WRITTEN TASK:
Copy every entry precisely.

--- MATERIAL FOR THIS EXERCISE ---

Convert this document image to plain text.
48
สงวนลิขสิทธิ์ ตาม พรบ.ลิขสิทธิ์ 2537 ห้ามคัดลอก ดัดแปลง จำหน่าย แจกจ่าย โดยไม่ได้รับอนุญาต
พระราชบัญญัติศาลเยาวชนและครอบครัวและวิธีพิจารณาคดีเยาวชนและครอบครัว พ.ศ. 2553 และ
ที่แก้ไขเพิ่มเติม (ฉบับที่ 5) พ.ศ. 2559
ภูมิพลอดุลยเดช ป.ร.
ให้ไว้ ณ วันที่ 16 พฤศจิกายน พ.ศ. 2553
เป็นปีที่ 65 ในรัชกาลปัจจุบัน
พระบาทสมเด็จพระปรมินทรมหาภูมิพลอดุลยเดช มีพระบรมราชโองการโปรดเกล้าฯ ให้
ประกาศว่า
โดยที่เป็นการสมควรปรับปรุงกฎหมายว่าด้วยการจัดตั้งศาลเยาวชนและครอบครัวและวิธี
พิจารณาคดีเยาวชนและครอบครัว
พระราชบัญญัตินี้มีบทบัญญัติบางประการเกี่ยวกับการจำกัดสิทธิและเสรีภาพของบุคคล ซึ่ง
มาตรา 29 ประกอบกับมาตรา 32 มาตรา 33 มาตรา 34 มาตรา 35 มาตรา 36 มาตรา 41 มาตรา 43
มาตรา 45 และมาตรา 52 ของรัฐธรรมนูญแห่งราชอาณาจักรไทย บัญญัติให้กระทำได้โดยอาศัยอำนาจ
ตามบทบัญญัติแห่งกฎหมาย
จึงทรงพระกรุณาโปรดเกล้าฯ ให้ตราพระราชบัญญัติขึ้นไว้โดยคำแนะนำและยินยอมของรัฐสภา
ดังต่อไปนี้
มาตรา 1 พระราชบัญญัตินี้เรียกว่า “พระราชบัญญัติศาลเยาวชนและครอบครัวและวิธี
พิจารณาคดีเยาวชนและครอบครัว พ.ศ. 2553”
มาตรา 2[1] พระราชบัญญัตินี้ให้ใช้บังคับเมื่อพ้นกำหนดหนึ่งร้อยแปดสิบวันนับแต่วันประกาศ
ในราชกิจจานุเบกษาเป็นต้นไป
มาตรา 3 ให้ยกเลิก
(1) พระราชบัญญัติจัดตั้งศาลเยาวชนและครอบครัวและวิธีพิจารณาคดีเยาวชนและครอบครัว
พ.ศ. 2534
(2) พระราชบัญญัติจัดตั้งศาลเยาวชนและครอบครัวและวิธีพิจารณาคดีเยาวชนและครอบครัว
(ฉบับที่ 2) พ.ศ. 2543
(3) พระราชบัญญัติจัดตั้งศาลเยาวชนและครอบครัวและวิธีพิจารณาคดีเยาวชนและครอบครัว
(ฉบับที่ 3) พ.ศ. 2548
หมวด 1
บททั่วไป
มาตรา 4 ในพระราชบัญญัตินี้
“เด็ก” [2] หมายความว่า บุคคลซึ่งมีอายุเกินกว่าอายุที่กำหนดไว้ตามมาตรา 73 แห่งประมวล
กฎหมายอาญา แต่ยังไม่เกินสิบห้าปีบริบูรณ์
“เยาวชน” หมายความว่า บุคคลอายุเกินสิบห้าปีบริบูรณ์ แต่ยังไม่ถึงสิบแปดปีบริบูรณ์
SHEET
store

---

FINAL ANSWER:
Convert this document image to plain text.
48
สงวนลิขสิทธิ์ ตาม พรบ.ลิขสิทธิ์ 2537 ห้ามคัดลอก ดัดแปลง จำหน่าย แจกจ่าย โดยไม่ได้รับอนุญาต
พระราชบัญญัติศาลเยาวชนและครอบครัวและวิธีพิจารณาคดีเยาวชนและครอบครัว พ.ศ. 2553 และ
ที่แก้ไขเพิ่มเติม (ฉบับที่ 5) พ.ศ. 2559
ภูมิพลอดุลยเดช ป.ร.
ให้ไว้ ณ วันที่ 16 พฤศจิกายน พ.ศ. 2553
เป็นปีที่ 65 ในรัชกาลปัจจุบัน
พระบาทสมเด็จพระปรมินทรมหาภูมิพลอดุลยเดช มีพระบรมราชโองการโปรดเกล้าฯ ให้
ประกาศว่า
โดยที่เป็นการสมควรปรับปรุงกฎหมายว่าด้วยการจัดตั้งศาลเยาวชนและครอบครัวและวิธี
พิจารณาคดีเยาวชนและครอบครัว
พระราชบัญญัตินี้มีบทบัญญัติบางประการเกี่ยวกับการจำกัดสิทธิและเสรีภาพของบุคคล ซึ่ง
มาตรา 29 ประกอบกับมาตรา 32 มาตรา 33 มาตรา 34 มาตรา 35 มาตรา 36 มาตรา 41 มาตรา 43
มาตรา 45 และมาตรา 52 ของรัฐธรรมนูญแห่งราชอาณาจักรไทย บัญญัติให้กระทำได้โดยอาศัยอำนาจ
ตามบทบัญญัติแห่งกฎหมาย
จึงทรงพระกรุณาโปรดเกล้าฯ ให้ตราพระราชบัญญัติขึ้นไว้โดยคำแนะนำและยินยอมของรัฐสภา
ดังต่อไปนี้
มาตรา 1 พระราชบัญญัตินี้เรียกว่า “พระราชบัญญัติศาลเยาวชนและครอบครัวและวิธี
พิจารณาคดีเยาวชนและครอบครัว พ.ศ. 2553”
มาตรา 2[1] พระราชบัญญัตินี้ให้ใช้บังคับเมื่อพ้นกำหนดหนึ่งร้อยแปดสิบวันนับแต่วันประกาศ
ในราชกิจจานุเบกษาเป็นต้นไป
มาตรา 3 ให้ยกเลิก
(1) พระราชบัญญัติจัดตั้งศาลเยาวชนและครอบครัวและวิธีพิจารณาคดีเยาวชนและครอบครัว
พ.ศ. 2534
(2) พระราชบัญญัติจัดตั้งศาลเยาวชนและครอบครัวและวิธีพิจารณาคดีเยาวชนและครอบครัว
(ฉบับที่ 2) พ.ศ. 2543
(3) พระราชบัญญัติจัดตั้งศาลเยาวชนและครอบครัวและวิธีพิจารณาคดีเยาวชนและครอบครัว
(ฉบับที่ 3) พ.ศ. 2548
หมวด 1
บททั่วไป
มาตรา 4 ในพระราชบัญญัตินี้
“เด็ก” [2] หมายความว่า บุคคลซึ่งมีอายุเกินกว่าอายุที่กำหนดไว้ตามมาตรา 73 แห่งประมวล
กฎหมายอาญา แต่ยังไม่เกินสิบห้าปีบริบูรณ์
“เยาวชน” หมายความว่า บุคคลอายุเกินสิบห้าปีบริบูรณ์ แต่ยังไม่ถึงสิบแปดปีบริบูรณ์
SHEET
store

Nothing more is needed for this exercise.